STATED EXERCISE: In the Senior SRE job posting, in how many countries does the company have offices?

ARTICLE:
+ + + +

Senior SRE Specialist │ DOU

B2B

DevOps

What project we have for you

We are a publicly-traded FTSE250 FinTech company who run mobile, web and desktop platforms that help our clients trade stocks & shares, leveraged products, Futures & Options and Crypto.

We are ambitious. Over 340,000 people already use our platforms. We’re global with offices in 18 countries and products in 16 regions. We’re hungry to move faster, ship better product for our customers and grow our user base. We believe in high autonomy, and we want people who are looking to do things differently in order to create better experiences for our customers.

We work in cross-functional teams and are laser focused on increasing the number of active clients we serve to drive sustainable growth.

Your teamThe SRE Team comprises highly skilled software engineers dedicated to embedding performance and reliability into our trading platform. You’ll work with cutting-edge distributed systems handling high-throughput, low-latency trading operations that demand zero downtime.

As a Site Reliability Engineer, you’ll champion reliability patterns, improve observability, establish 24/7 operations, and drive operational excellence across our crypto trading platform infrastructure and associated applications.

What you will do

System Reliability & Operations

This role excludes on call support.

+ + + +

SOURCE MATERIAL:
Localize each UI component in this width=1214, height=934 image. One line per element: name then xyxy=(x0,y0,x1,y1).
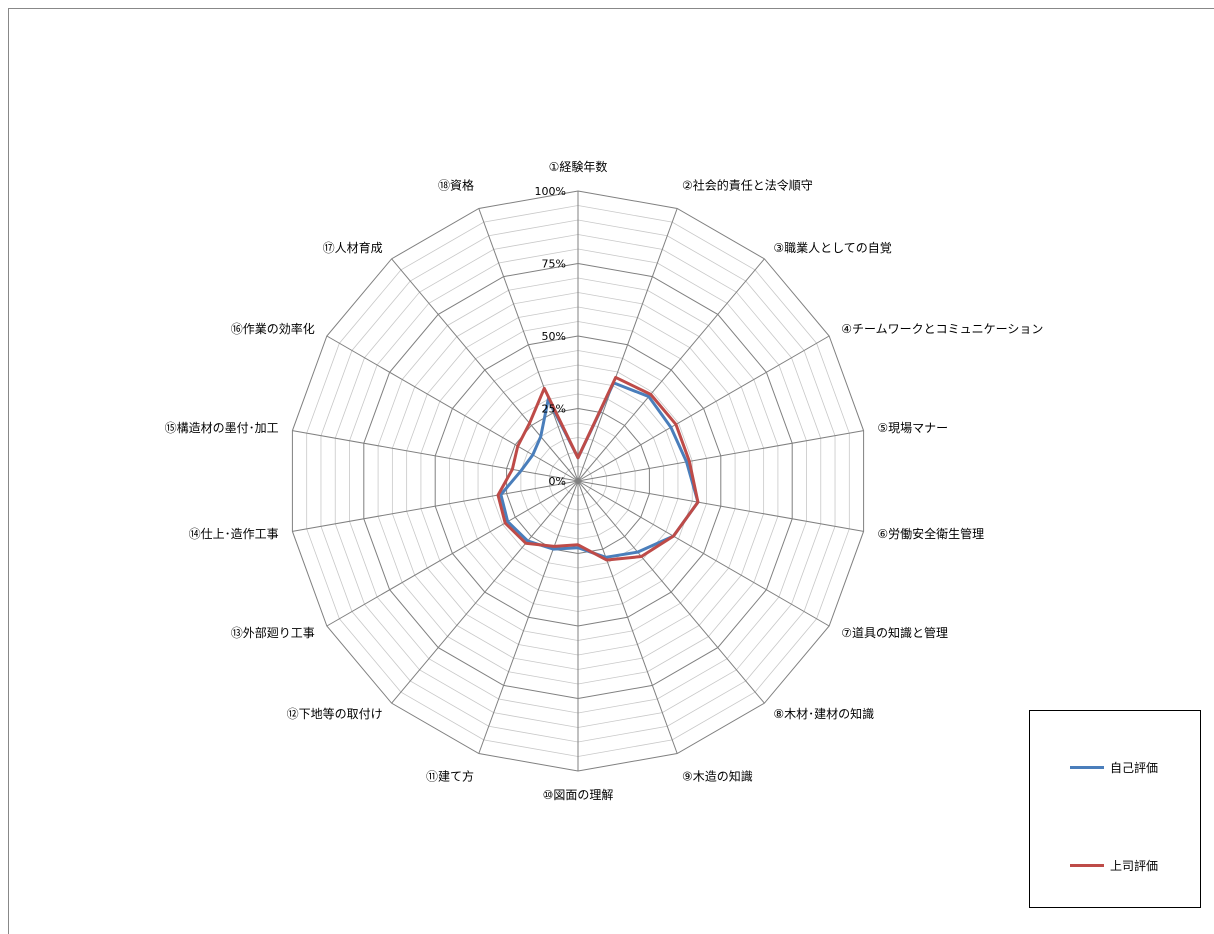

+ + + +

SOLUTION FOR THIS TASK: 18 countries.